* Task goal: Make an exact copy of the lines, leaving the pictures out.
** Begin Exercise material **
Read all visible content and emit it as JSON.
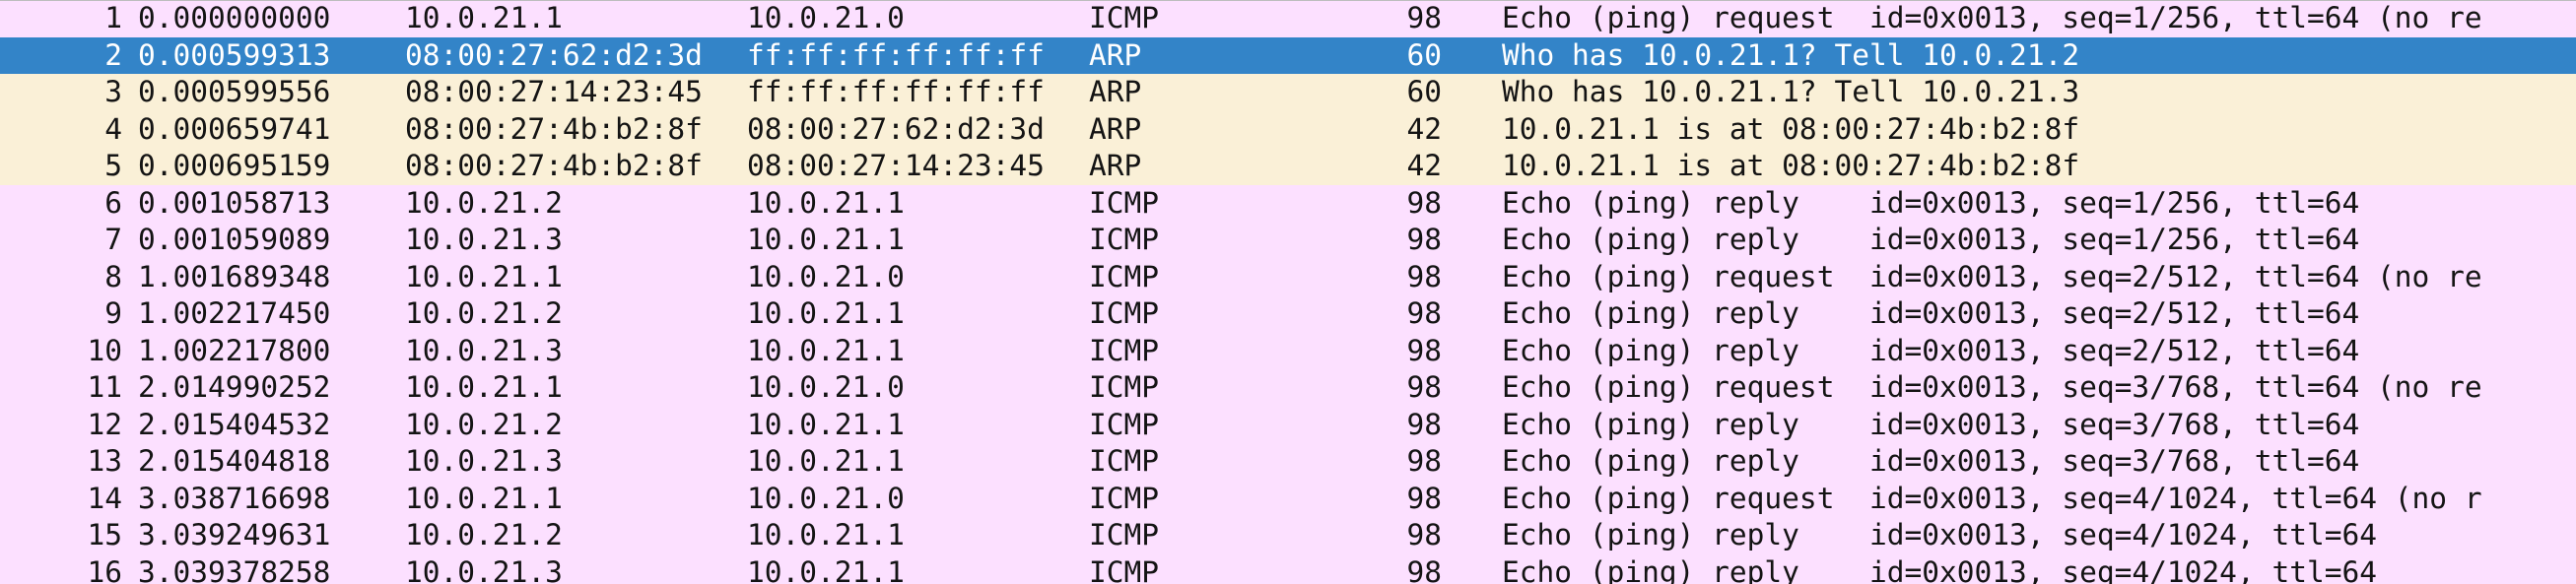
{
  "colors": {
    "icmp_row": "#fce0ff",
    "arp_row": "#faf0d7",
    "selected_row": "#3384c8",
    "selected_text": "#ffffff",
    "text": "#141414"
  },
  "packets": [
    {
      "no": "1",
      "time": "0.000000000",
      "source": "10.0.21.1",
      "destination": "10.0.21.0",
      "protocol": "ICMP",
      "length": "98",
      "info": "Echo (ping) request  id=0x0013, seq=1/256, ttl=64 (no re"
    },
    {
      "no": "2",
      "time": "0.000599313",
      "source": "08:00:27:62:d2:3d",
      "destination": "ff:ff:ff:ff:ff:ff",
      "protocol": "ARP",
      "length": "60",
      "info": "Who has 10.0.21.1? Tell 10.0.21.2"
    },
    {
      "no": "3",
      "time": "0.000599556",
      "source": "08:00:27:14:23:45",
      "destination": "ff:ff:ff:ff:ff:ff",
      "protocol": "ARP",
      "length": "60",
      "info": "Who has 10.0.21.1? Tell 10.0.21.3"
    },
    {
      "no": "4",
      "time": "0.000659741",
      "source": "08:00:27:4b:b2:8f",
      "destination": "08:00:27:62:d2:3d",
      "protocol": "ARP",
      "length": "42",
      "info": "10.0.21.1 is at 08:00:27:4b:b2:8f"
    },
    {
      "no": "5",
      "time": "0.000695159",
      "source": "08:00:27:4b:b2:8f",
      "destination": "08:00:27:14:23:45",
      "protocol": "ARP",
      "length": "42",
      "info": "10.0.21.1 is at 08:00:27:4b:b2:8f"
    },
    {
      "no": "6",
      "time": "0.001058713",
      "source": "10.0.21.2",
      "destination": "10.0.21.1",
      "protocol": "ICMP",
      "length": "98",
      "info": "Echo (ping) reply    id=0x0013, seq=1/256, ttl=64"
    },
    {
      "no": "7",
      "time": "0.001059089",
      "source": "10.0.21.3",
      "destination": "10.0.21.1",
      "protocol": "ICMP",
      "length": "98",
      "info": "Echo (ping) reply    id=0x0013, seq=1/256, ttl=64"
    },
    {
      "no": "8",
      "time": "1.001689348",
      "source": "10.0.21.1",
      "destination": "10.0.21.0",
      "protocol": "ICMP",
      "length": "98",
      "info": "Echo (ping) request  id=0x0013, seq=2/512, ttl=64 (no re"
    },
    {
      "no": "9",
      "time": "1.002217450",
      "source": "10.0.21.2",
      "destination": "10.0.21.1",
      "protocol": "ICMP",
      "length": "98",
      "info": "Echo (ping) reply    id=0x0013, seq=2/512, ttl=64"
    },
    {
      "no": "10",
      "time": "1.002217800",
      "source": "10.0.21.3",
      "destination": "10.0.21.1",
      "protocol": "ICMP",
      "length": "98",
      "info": "Echo (ping) reply    id=0x0013, seq=2/512, ttl=64"
    },
    {
      "no": "11",
      "time": "2.014990252",
      "source": "10.0.21.1",
      "destination": "10.0.21.0",
      "protocol": "ICMP",
      "length": "98",
      "info": "Echo (ping) request  id=0x0013, seq=3/768, ttl=64 (no re"
    },
    {
      "no": "12",
      "time": "2.015404532",
      "source": "10.0.21.2",
      "destination": "10.0.21.1",
      "protocol": "ICMP",
      "length": "98",
      "info": "Echo (ping) reply    id=0x0013, seq=3/768, ttl=64"
    },
    {
      "no": "13",
      "time": "2.015404818",
      "source": "10.0.21.3",
      "destination": "10.0.21.1",
      "protocol": "ICMP",
      "length": "98",
      "info": "Echo (ping) reply    id=0x0013, seq=3/768, ttl=64"
    },
    {
      "no": "14",
      "time": "3.038716698",
      "source": "10.0.21.1",
      "destination": "10.0.21.0",
      "protocol": "ICMP",
      "length": "98",
      "info": "Echo (ping) request  id=0x0013, seq=4/1024, ttl=64 (no r"
    },
    {
      "no": "15",
      "time": "3.039249631",
      "source": "10.0.21.2",
      "destination": "10.0.21.1",
      "protocol": "ICMP",
      "length": "98",
      "info": "Echo (ping) reply    id=0x0013, seq=4/1024, ttl=64"
    },
    {
      "no": "16",
      "time": "3.039378258",
      "source": "10.0.21.3",
      "destination": "10.0.21.1",
      "protocol": "ICMP",
      "length": "98",
      "info": "Echo (ping) reply    id=0x0013, seq=4/1024, ttl=64"
    }
  ]
}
** End Exercise material **
* Task result:
Read all visible content and emit it as JSON.
{
  "colors": {
    "icmp_row": "#fce0ff",
    "arp_row": "#faf0d7",
    "selected_row": "#3384c8",
    "selected_text": "#ffffff",
    "text": "#141414"
  },
  "packets": [
    {
      "no": "1",
      "time": "0.000000000",
      "source": "10.0.21.1",
      "destination": "10.0.21.0",
      "protocol": "ICMP",
      "length": "98",
      "info": "Echo (ping) request  id=0x0013, seq=1/256, ttl=64 (no re"
    },
    {
      "no": "2",
      "time": "0.000599313",
      "source": "08:00:27:62:d2:3d",
      "destination": "ff:ff:ff:ff:ff:ff",
      "protocol": "ARP",
      "length": "60",
      "info": "Who has 10.0.21.1? Tell 10.0.21.2"
    },
    {
      "no": "3",
      "time": "0.000599556",
      "source": "08:00:27:14:23:45",
      "destination": "ff:ff:ff:ff:ff:ff",
      "protocol": "ARP",
      "length": "60",
      "info": "Who has 10.0.21.1? Tell 10.0.21.3"
    },
    {
      "no": "4",
      "time": "0.000659741",
      "source": "08:00:27:4b:b2:8f",
      "destination": "08:00:27:62:d2:3d",
      "protocol": "ARP",
      "length": "42",
      "info": "10.0.21.1 is at 08:00:27:4b:b2:8f"
    },
    {
      "no": "5",
      "time": "0.000695159",
      "source": "08:00:27:4b:b2:8f",
      "destination": "08:00:27:14:23:45",
      "protocol": "ARP",
      "length": "42",
      "info": "10.0.21.1 is at 08:00:27:4b:b2:8f"
    },
    {
      "no": "6",
      "time": "0.001058713",
      "source": "10.0.21.2",
      "destination": "10.0.21.1",
      "protocol": "ICMP",
      "length": "98",
      "info": "Echo (ping) reply    id=0x0013, seq=1/256, ttl=64"
    },
    {
      "no": "7",
      "time": "0.001059089",
      "source": "10.0.21.3",
      "destination": "10.0.21.1",
      "protocol": "ICMP",
      "length": "98",
      "info": "Echo (ping) reply    id=0x0013, seq=1/256, ttl=64"
    },
    {
      "no": "8",
      "time": "1.001689348",
      "source": "10.0.21.1",
      "destination": "10.0.21.0",
      "protocol": "ICMP",
      "length": "98",
      "info": "Echo (ping) request  id=0x0013, seq=2/512, ttl=64 (no re"
    },
    {
      "no": "9",
      "time": "1.002217450",
      "source": "10.0.21.2",
      "destination": "10.0.21.1",
      "protocol": "ICMP",
      "length": "98",
      "info": "Echo (ping) reply    id=0x0013, seq=2/512, ttl=64"
    },
    {
      "no": "10",
      "time": "1.002217800",
      "source": "10.0.21.3",
      "destination": "10.0.21.1",
      "protocol": "ICMP",
      "length": "98",
      "info": "Echo (ping) reply    id=0x0013, seq=2/512, ttl=64"
    },
    {
      "no": "11",
      "time": "2.014990252",
      "source": "10.0.21.1",
      "destination": "10.0.21.0",
      "protocol": "ICMP",
      "length": "98",
      "info": "Echo (ping) request  id=0x0013, seq=3/768, ttl=64 (no re"
    },
    {
      "no": "12",
      "time": "2.015404532",
      "source": "10.0.21.2",
      "destination": "10.0.21.1",
      "protocol": "ICMP",
      "length": "98",
      "info": "Echo (ping) reply    id=0x0013, seq=3/768, ttl=64"
    },
    {
      "no": "13",
      "time": "2.015404818",
      "source": "10.0.21.3",
      "destination": "10.0.21.1",
      "protocol": "ICMP",
      "length": "98",
      "info": "Echo (ping) reply    id=0x0013, seq=3/768, ttl=64"
    },
    {
      "no": "14",
      "time": "3.038716698",
      "source": "10.0.21.1",
      "destination": "10.0.21.0",
      "protocol": "ICMP",
      "length": "98",
      "info": "Echo (ping) request  id=0x0013, seq=4/1024, ttl=64 (no r"
    },
    {
      "no": "15",
      "time": "3.039249631",
      "source": "10.0.21.2",
      "destination": "10.0.21.1",
      "protocol": "ICMP",
      "length": "98",
      "info": "Echo (ping) reply    id=0x0013, seq=4/1024, ttl=64"
    },
    {
      "no": "16",
      "time": "3.039378258",
      "source": "10.0.21.3",
      "destination": "10.0.21.1",
      "protocol": "ICMP",
      "length": "98",
      "info": "Echo (ping) reply    id=0x0013, seq=4/1024, ttl=64"
    }
  ]
}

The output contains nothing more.